## [Task instructions]
Using the listing below, copy every line that mentions "name".

[Entries with figure data]
_ _ _ _ _

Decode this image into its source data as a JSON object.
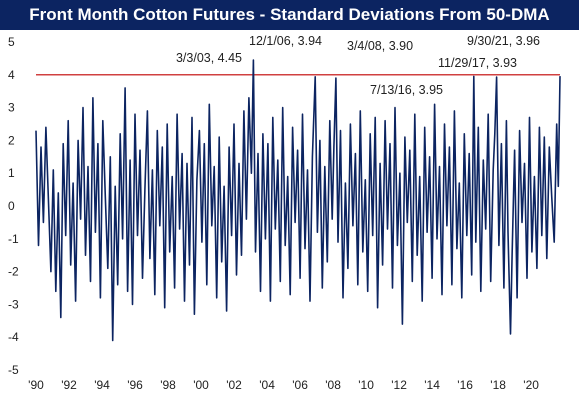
{
  "chart_data": {
    "type": "line",
    "title": "Front Month Cotton Futures - Standard Deviations From 50-DMA",
    "xlabel": "",
    "ylabel": "",
    "ylim": [
      -5,
      5
    ],
    "xlim": [
      1990,
      2021.75
    ],
    "grid": false,
    "legend": "none",
    "y_ticks": [
      -5,
      -4,
      -3,
      -2,
      -1,
      0,
      1,
      2,
      3,
      4,
      5
    ],
    "x_ticks": [
      {
        "value": 1990,
        "label": "'90"
      },
      {
        "value": 1992,
        "label": "'92"
      },
      {
        "value": 1994,
        "label": "'94"
      },
      {
        "value": 1996,
        "label": "'96"
      },
      {
        "value": 1998,
        "label": "'98"
      },
      {
        "value": 2000,
        "label": "'00"
      },
      {
        "value": 2002,
        "label": "'02"
      },
      {
        "value": 2004,
        "label": "'04"
      },
      {
        "value": 2006,
        "label": "'06"
      },
      {
        "value": 2008,
        "label": "'08"
      },
      {
        "value": 2010,
        "label": "'10"
      },
      {
        "value": 2012,
        "label": "'12"
      },
      {
        "value": 2014,
        "label": "'14"
      },
      {
        "value": 2016,
        "label": "'16"
      },
      {
        "value": 2018,
        "label": "'18"
      },
      {
        "value": 2020,
        "label": "'20"
      }
    ],
    "reference_line": {
      "y": 4,
      "color": "#c00000"
    },
    "series_color": "#0c2461",
    "annotations": [
      {
        "label": "3/3/03, 4.45",
        "x": 2003.17,
        "y": 4.45
      },
      {
        "label": "12/1/06, 3.94",
        "x": 2006.92,
        "y": 3.94
      },
      {
        "label": "3/4/08, 3.90",
        "x": 2008.17,
        "y": 3.9
      },
      {
        "label": "7/13/16, 3.95",
        "x": 2016.53,
        "y": 3.95
      },
      {
        "label": "11/29/17, 3.93",
        "x": 2017.91,
        "y": 3.93
      },
      {
        "label": "9/30/21, 3.96",
        "x": 2021.75,
        "y": 3.96
      }
    ],
    "series": [
      {
        "values": [
          [
            1990.0,
            2.3
          ],
          [
            1990.15,
            -1.2
          ],
          [
            1990.3,
            1.8
          ],
          [
            1990.45,
            -0.5
          ],
          [
            1990.6,
            2.4
          ],
          [
            1990.75,
            0.2
          ],
          [
            1990.9,
            -2.0
          ],
          [
            1991.05,
            1.1
          ],
          [
            1991.2,
            -2.6
          ],
          [
            1991.35,
            0.4
          ],
          [
            1991.5,
            -3.4
          ],
          [
            1991.65,
            1.9
          ],
          [
            1991.8,
            -0.9
          ],
          [
            1991.95,
            2.6
          ],
          [
            1992.1,
            -1.8
          ],
          [
            1992.25,
            0.7
          ],
          [
            1992.4,
            -2.9
          ],
          [
            1992.55,
            2.0
          ],
          [
            1992.7,
            -0.4
          ],
          [
            1992.85,
            3.0
          ],
          [
            1993.0,
            -1.5
          ],
          [
            1993.15,
            1.2
          ],
          [
            1993.3,
            -2.3
          ],
          [
            1993.45,
            3.3
          ],
          [
            1993.6,
            -0.8
          ],
          [
            1993.75,
            1.9
          ],
          [
            1993.9,
            -2.8
          ],
          [
            1994.05,
            2.6
          ],
          [
            1994.2,
            0.3
          ],
          [
            1994.35,
            -1.9
          ],
          [
            1994.5,
            1.5
          ],
          [
            1994.65,
            -4.1
          ],
          [
            1994.8,
            0.6
          ],
          [
            1994.95,
            -2.4
          ],
          [
            1995.1,
            2.2
          ],
          [
            1995.25,
            -1.0
          ],
          [
            1995.4,
            3.6
          ],
          [
            1995.55,
            -2.6
          ],
          [
            1995.7,
            1.4
          ],
          [
            1995.85,
            -3.0
          ],
          [
            1996.0,
            2.8
          ],
          [
            1996.15,
            -0.9
          ],
          [
            1996.3,
            1.7
          ],
          [
            1996.45,
            -2.2
          ],
          [
            1996.6,
            0.5
          ],
          [
            1996.75,
            2.9
          ],
          [
            1996.9,
            -1.6
          ],
          [
            1997.05,
            1.1
          ],
          [
            1997.2,
            -2.7
          ],
          [
            1997.35,
            2.3
          ],
          [
            1997.5,
            -0.6
          ],
          [
            1997.65,
            1.8
          ],
          [
            1997.8,
            -3.1
          ],
          [
            1997.95,
            2.5
          ],
          [
            1998.1,
            -1.4
          ],
          [
            1998.25,
            0.9
          ],
          [
            1998.4,
            -2.5
          ],
          [
            1998.55,
            2.8
          ],
          [
            1998.7,
            -0.7
          ],
          [
            1998.85,
            1.6
          ],
          [
            1999.0,
            -2.9
          ],
          [
            1999.15,
            1.3
          ],
          [
            1999.3,
            -1.8
          ],
          [
            1999.45,
            2.7
          ],
          [
            1999.6,
            -3.3
          ],
          [
            1999.75,
            0.8
          ],
          [
            1999.9,
            2.3
          ],
          [
            2000.05,
            -1.1
          ],
          [
            2000.2,
            1.9
          ],
          [
            2000.35,
            -2.4
          ],
          [
            2000.5,
            3.1
          ],
          [
            2000.65,
            -0.6
          ],
          [
            2000.8,
            1.2
          ],
          [
            2000.95,
            -2.8
          ],
          [
            2001.1,
            2.1
          ],
          [
            2001.25,
            -1.7
          ],
          [
            2001.4,
            0.6
          ],
          [
            2001.55,
            -3.2
          ],
          [
            2001.7,
            1.8
          ],
          [
            2001.85,
            -0.9
          ],
          [
            2002.0,
            2.5
          ],
          [
            2002.15,
            -2.1
          ],
          [
            2002.3,
            1.3
          ],
          [
            2002.45,
            -1.5
          ],
          [
            2002.6,
            2.9
          ],
          [
            2002.75,
            -0.4
          ],
          [
            2002.9,
            3.3
          ],
          [
            2003.05,
            1.0
          ],
          [
            2003.17,
            4.45
          ],
          [
            2003.3,
            -1.4
          ],
          [
            2003.45,
            1.6
          ],
          [
            2003.6,
            -2.6
          ],
          [
            2003.75,
            2.2
          ],
          [
            2003.9,
            -1.0
          ],
          [
            2004.05,
            1.9
          ],
          [
            2004.2,
            -2.9
          ],
          [
            2004.35,
            2.7
          ],
          [
            2004.5,
            -0.7
          ],
          [
            2004.65,
            1.4
          ],
          [
            2004.8,
            -2.3
          ],
          [
            2004.95,
            3.0
          ],
          [
            2005.1,
            -1.2
          ],
          [
            2005.25,
            0.9
          ],
          [
            2005.4,
            -2.7
          ],
          [
            2005.55,
            2.4
          ],
          [
            2005.7,
            -0.5
          ],
          [
            2005.85,
            1.7
          ],
          [
            2006.0,
            -2.2
          ],
          [
            2006.15,
            2.8
          ],
          [
            2006.3,
            -1.3
          ],
          [
            2006.45,
            1.1
          ],
          [
            2006.6,
            -2.9
          ],
          [
            2006.75,
            1.5
          ],
          [
            2006.92,
            3.94
          ],
          [
            2007.05,
            -0.8
          ],
          [
            2007.2,
            2.0
          ],
          [
            2007.35,
            -2.5
          ],
          [
            2007.5,
            1.2
          ],
          [
            2007.65,
            -1.7
          ],
          [
            2007.8,
            2.6
          ],
          [
            2007.95,
            -0.4
          ],
          [
            2008.05,
            1.8
          ],
          [
            2008.17,
            3.9
          ],
          [
            2008.3,
            -1.1
          ],
          [
            2008.45,
            2.3
          ],
          [
            2008.6,
            -2.8
          ],
          [
            2008.75,
            0.7
          ],
          [
            2008.9,
            -1.9
          ],
          [
            2009.05,
            2.5
          ],
          [
            2009.2,
            -0.6
          ],
          [
            2009.35,
            1.6
          ],
          [
            2009.5,
            -2.4
          ],
          [
            2009.65,
            2.9
          ],
          [
            2009.8,
            -1.4
          ],
          [
            2009.95,
            0.8
          ],
          [
            2010.1,
            -2.6
          ],
          [
            2010.25,
            2.2
          ],
          [
            2010.4,
            -0.9
          ],
          [
            2010.55,
            2.7
          ],
          [
            2010.7,
            -3.1
          ],
          [
            2010.85,
            1.3
          ],
          [
            2011.0,
            -1.8
          ],
          [
            2011.15,
            2.6
          ],
          [
            2011.3,
            -0.7
          ],
          [
            2011.45,
            1.9
          ],
          [
            2011.6,
            -2.5
          ],
          [
            2011.75,
            3.0
          ],
          [
            2011.9,
            -1.2
          ],
          [
            2012.05,
            1.0
          ],
          [
            2012.2,
            -3.6
          ],
          [
            2012.35,
            2.1
          ],
          [
            2012.5,
            -0.5
          ],
          [
            2012.65,
            1.7
          ],
          [
            2012.8,
            -2.3
          ],
          [
            2012.95,
            2.8
          ],
          [
            2013.1,
            -1.5
          ],
          [
            2013.25,
            0.9
          ],
          [
            2013.4,
            -2.9
          ],
          [
            2013.55,
            2.4
          ],
          [
            2013.7,
            -0.8
          ],
          [
            2013.85,
            1.5
          ],
          [
            2014.0,
            -2.2
          ],
          [
            2014.15,
            3.1
          ],
          [
            2014.3,
            -1.0
          ],
          [
            2014.45,
            1.2
          ],
          [
            2014.6,
            -2.7
          ],
          [
            2014.75,
            2.5
          ],
          [
            2014.9,
            -0.6
          ],
          [
            2015.05,
            1.8
          ],
          [
            2015.2,
            -2.4
          ],
          [
            2015.35,
            2.9
          ],
          [
            2015.5,
            -1.3
          ],
          [
            2015.65,
            0.7
          ],
          [
            2015.8,
            -2.8
          ],
          [
            2015.95,
            2.2
          ],
          [
            2016.1,
            -0.9
          ],
          [
            2016.25,
            1.6
          ],
          [
            2016.4,
            -2.1
          ],
          [
            2016.53,
            3.95
          ],
          [
            2016.65,
            -1.1
          ],
          [
            2016.8,
            2.4
          ],
          [
            2016.95,
            -2.6
          ],
          [
            2017.1,
            1.4
          ],
          [
            2017.25,
            -0.7
          ],
          [
            2017.4,
            2.8
          ],
          [
            2017.55,
            -2.3
          ],
          [
            2017.7,
            1.1
          ],
          [
            2017.8,
            2.2
          ],
          [
            2017.91,
            3.93
          ],
          [
            2018.05,
            -1.2
          ],
          [
            2018.2,
            1.9
          ],
          [
            2018.35,
            -2.5
          ],
          [
            2018.5,
            2.6
          ],
          [
            2018.6,
            -0.8
          ],
          [
            2018.75,
            -3.9
          ],
          [
            2018.85,
            -1.5
          ],
          [
            2019.0,
            1.7
          ],
          [
            2019.15,
            -2.8
          ],
          [
            2019.3,
            2.3
          ],
          [
            2019.45,
            -0.5
          ],
          [
            2019.6,
            1.3
          ],
          [
            2019.75,
            -2.2
          ],
          [
            2019.9,
            2.7
          ],
          [
            2020.05,
            -1.4
          ],
          [
            2020.2,
            0.9
          ],
          [
            2020.35,
            -1.9
          ],
          [
            2020.5,
            2.4
          ],
          [
            2020.65,
            -0.9
          ],
          [
            2020.8,
            2.1
          ],
          [
            2020.95,
            -1.6
          ],
          [
            2021.1,
            1.8
          ],
          [
            2021.25,
            0.3
          ],
          [
            2021.4,
            -1.1
          ],
          [
            2021.55,
            2.5
          ],
          [
            2021.65,
            0.6
          ],
          [
            2021.75,
            3.96
          ]
        ]
      }
    ]
  }
}
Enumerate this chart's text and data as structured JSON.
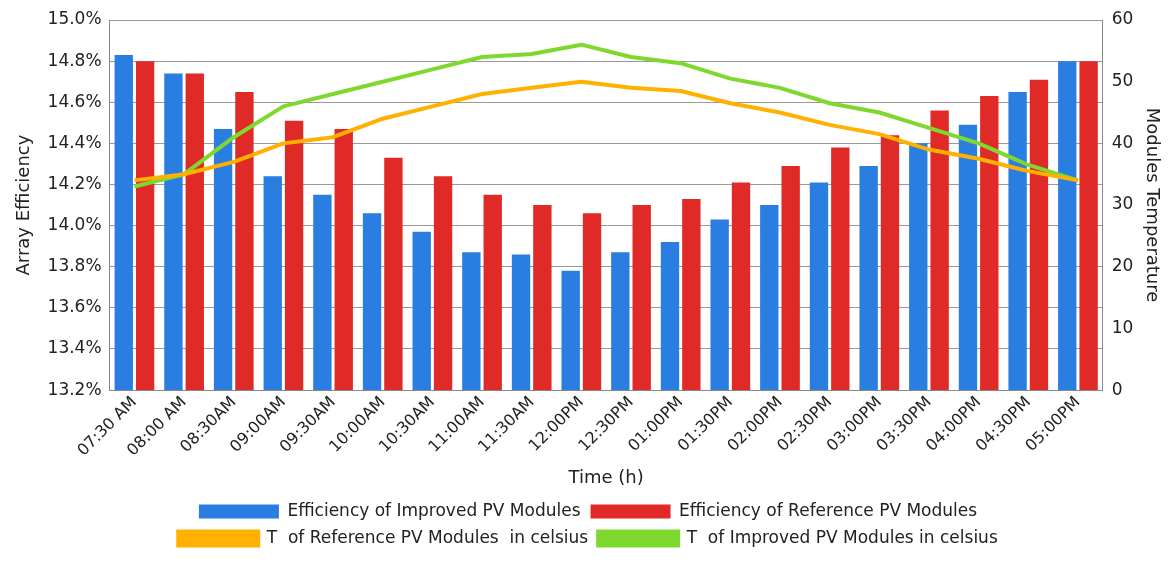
{
  "chart_data": {
    "type": "bar",
    "xlabel": "Time (h)",
    "ylabel": "Array Efficiency",
    "y2label": "Modules Temperature",
    "categories": [
      "07:30 AM",
      "08:00 AM",
      "08:30AM",
      "09:00AM",
      "09:30AM",
      "10:00AM",
      "10:30AM",
      "11:00AM",
      "11:30AM",
      "12:00PM",
      "12:30PM",
      "01:00PM",
      "01:30PM",
      "02:00PM",
      "02:30PM",
      "03:00PM",
      "03:30PM",
      "04:00PM",
      "04:30PM",
      "05:00PM"
    ],
    "series": [
      {
        "name": "Efficiency of Improved PV Modules",
        "color": "#2a7de1",
        "values": [
          14.83,
          14.74,
          14.47,
          14.24,
          14.15,
          14.06,
          13.97,
          13.87,
          13.86,
          13.78,
          13.87,
          13.92,
          14.03,
          14.1,
          14.21,
          14.29,
          14.4,
          14.49,
          14.65,
          14.8
        ]
      },
      {
        "name": "Efficiency of Reference PV Modules",
        "color": "#e02a27",
        "values": [
          14.8,
          14.74,
          14.65,
          14.51,
          14.47,
          14.33,
          14.24,
          14.15,
          14.1,
          14.06,
          14.1,
          14.13,
          14.21,
          14.29,
          14.38,
          14.44,
          14.56,
          14.63,
          14.71,
          14.8
        ]
      },
      {
        "name": "T  of Reference PV Modules  in celsius",
        "type": "line",
        "axis": "y2",
        "color": "#ffb000",
        "values": [
          34,
          35,
          37,
          40,
          41,
          44,
          46,
          48,
          49,
          50,
          49,
          48.5,
          46.5,
          45,
          43,
          41.5,
          39,
          37.5,
          35.5,
          34
        ]
      },
      {
        "name": "T  of Improved PV Modules in celsius",
        "type": "line",
        "axis": "y2",
        "color": "#7ed82e",
        "values": [
          33,
          35,
          41,
          46,
          48,
          50,
          52,
          54,
          54.5,
          56,
          54,
          53,
          50.5,
          49,
          46.5,
          45,
          42.5,
          40,
          36.5,
          34
        ]
      }
    ],
    "ylim": [
      13.2,
      15.0
    ],
    "yticks": [
      {
        "value": 13.2,
        "label": "13.2%"
      },
      {
        "value": 13.4,
        "label": "13.4%"
      },
      {
        "value": 13.6,
        "label": "13.6%"
      },
      {
        "value": 13.8,
        "label": "13.8%"
      },
      {
        "value": 14.0,
        "label": "14.0%"
      },
      {
        "value": 14.2,
        "label": "14.2%"
      },
      {
        "value": 14.4,
        "label": "14.4%"
      },
      {
        "value": 14.6,
        "label": "14.6%"
      },
      {
        "value": 14.8,
        "label": "14.8%"
      },
      {
        "value": 15.0,
        "label": "15.0%"
      }
    ],
    "y2lim": [
      0,
      60
    ],
    "y2ticks": [
      0,
      10,
      20,
      30,
      40,
      50,
      60
    ],
    "grid": "y",
    "legend": "bottom",
    "marker": "none",
    "line_style": "solid"
  }
}
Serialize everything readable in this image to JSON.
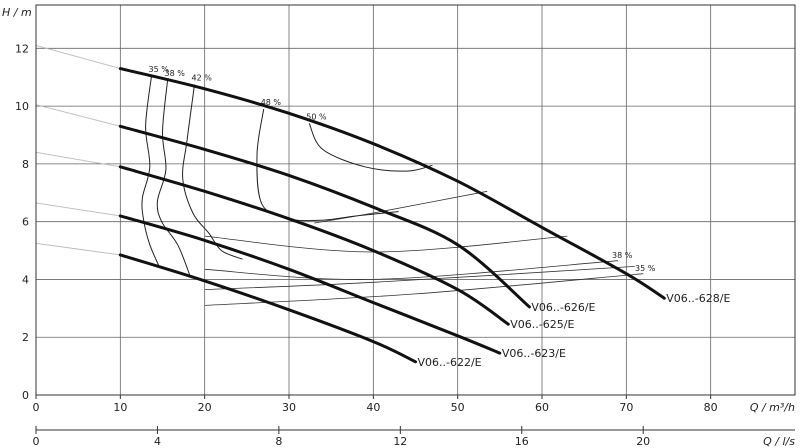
{
  "chart_data": {
    "type": "line",
    "title": "",
    "grid": true,
    "y_axis": {
      "label_symbol": "H",
      "label_unit": "m",
      "range": [
        0,
        13.5
      ],
      "ticks": [
        0,
        2,
        4,
        6,
        8,
        10,
        12
      ]
    },
    "x_axis": {
      "label_symbol": "Q",
      "label_unit": "m³/h",
      "range": [
        0,
        90
      ],
      "ticks": [
        0,
        10,
        20,
        30,
        40,
        50,
        60,
        70,
        80
      ]
    },
    "x_axis_secondary": {
      "label_symbol": "Q",
      "label_unit": "l/s",
      "range": [
        0,
        25
      ],
      "ticks": [
        0,
        4,
        8,
        12,
        16,
        20
      ]
    },
    "series": [
      {
        "name": "V06..-628/E",
        "x": [
          10,
          20,
          30,
          40,
          50,
          60,
          70,
          74.5
        ],
        "y": [
          11.3,
          10.6,
          9.75,
          8.7,
          7.4,
          5.8,
          4.2,
          3.35
        ]
      },
      {
        "name": "V06..-626/E",
        "x": [
          10,
          20,
          30,
          40,
          50,
          58.5
        ],
        "y": [
          9.3,
          8.5,
          7.6,
          6.5,
          5.2,
          3.05
        ]
      },
      {
        "name": "V06..-625/E",
        "x": [
          10,
          20,
          30,
          40,
          50,
          56
        ],
        "y": [
          7.9,
          7.05,
          6.1,
          5.0,
          3.65,
          2.45
        ]
      },
      {
        "name": "V06..-623/E",
        "x": [
          10,
          20,
          30,
          40,
          50,
          55
        ],
        "y": [
          6.2,
          5.35,
          4.35,
          3.2,
          2.05,
          1.45
        ]
      },
      {
        "name": "V06..-622/E",
        "x": [
          10,
          20,
          30,
          40,
          45
        ],
        "y": [
          4.85,
          3.95,
          2.95,
          1.85,
          1.15
        ]
      }
    ],
    "efficiency_curves": [
      {
        "label": "35 %",
        "x": [
          13.7,
          13,
          13.5,
          12.6,
          12.8,
          13.5,
          14.6
        ],
        "y": [
          11.05,
          9.3,
          7.9,
          6.8,
          6.0,
          5.2,
          4.45
        ]
      },
      {
        "label": "38 %",
        "x": [
          15.6,
          15,
          15.4,
          14.4,
          14.9,
          16.8,
          18.3
        ],
        "y": [
          10.9,
          9.1,
          7.8,
          6.7,
          6.0,
          5.2,
          4.1
        ]
      },
      {
        "label": "42 %",
        "x": [
          18.8,
          17.9,
          17.4,
          18.6,
          20.5,
          22,
          24.5
        ],
        "y": [
          10.75,
          8.8,
          7.5,
          6.3,
          5.6,
          5.0,
          4.7
        ]
      },
      {
        "label": "48 %",
        "x": [
          27,
          26.2,
          26.8,
          30,
          34,
          38,
          43
        ],
        "y": [
          9.9,
          8.3,
          6.6,
          6.1,
          6.05,
          6.2,
          6.35
        ]
      },
      {
        "label": "50 %",
        "x": [
          32.4,
          34,
          39,
          44,
          47
        ],
        "y": [
          9.4,
          8.5,
          7.9,
          7.75,
          7.95
        ]
      }
    ],
    "efficiency_right_labels": [
      "38 %",
      "35 %"
    ],
    "gray_lines": [
      {
        "x": [
          0,
          10
        ],
        "y": [
          12.1,
          11.3
        ]
      },
      {
        "x": [
          0,
          10
        ],
        "y": [
          10.05,
          9.3
        ]
      },
      {
        "x": [
          0,
          10
        ],
        "y": [
          8.4,
          7.9
        ]
      },
      {
        "x": [
          0,
          10
        ],
        "y": [
          6.65,
          6.2
        ]
      },
      {
        "x": [
          0,
          10
        ],
        "y": [
          5.25,
          4.85
        ]
      }
    ],
    "thin_lines": [
      {
        "x": [
          33,
          40,
          53.5
        ],
        "y": [
          5.95,
          6.3,
          7.05
        ]
      },
      {
        "x": [
          20,
          40,
          63
        ],
        "y": [
          5.5,
          4.95,
          5.5
        ]
      },
      {
        "x": [
          20,
          40,
          69
        ],
        "y": [
          4.35,
          4.0,
          4.65
        ]
      },
      {
        "x": [
          20,
          40,
          71
        ],
        "y": [
          3.65,
          3.9,
          4.45
        ]
      },
      {
        "x": [
          20,
          45,
          72
        ],
        "y": [
          3.1,
          3.5,
          4.2
        ]
      }
    ]
  }
}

_ _ _ _ _

## [Response]
        "name": "Efficiency of Improved PV Modules",
        "name": "Efficiency of Reference PV Modules",
        "name": "T  of Reference PV Modules  in celsius",
        "name": "T  of Improved PV Modules in celsius",
        "name": "V06..-628/E",
        "name": "V06..-626/E",
        "name": "V06..-625/E",
        "name": "V06..-623/E",
        "name": "V06..-622/E",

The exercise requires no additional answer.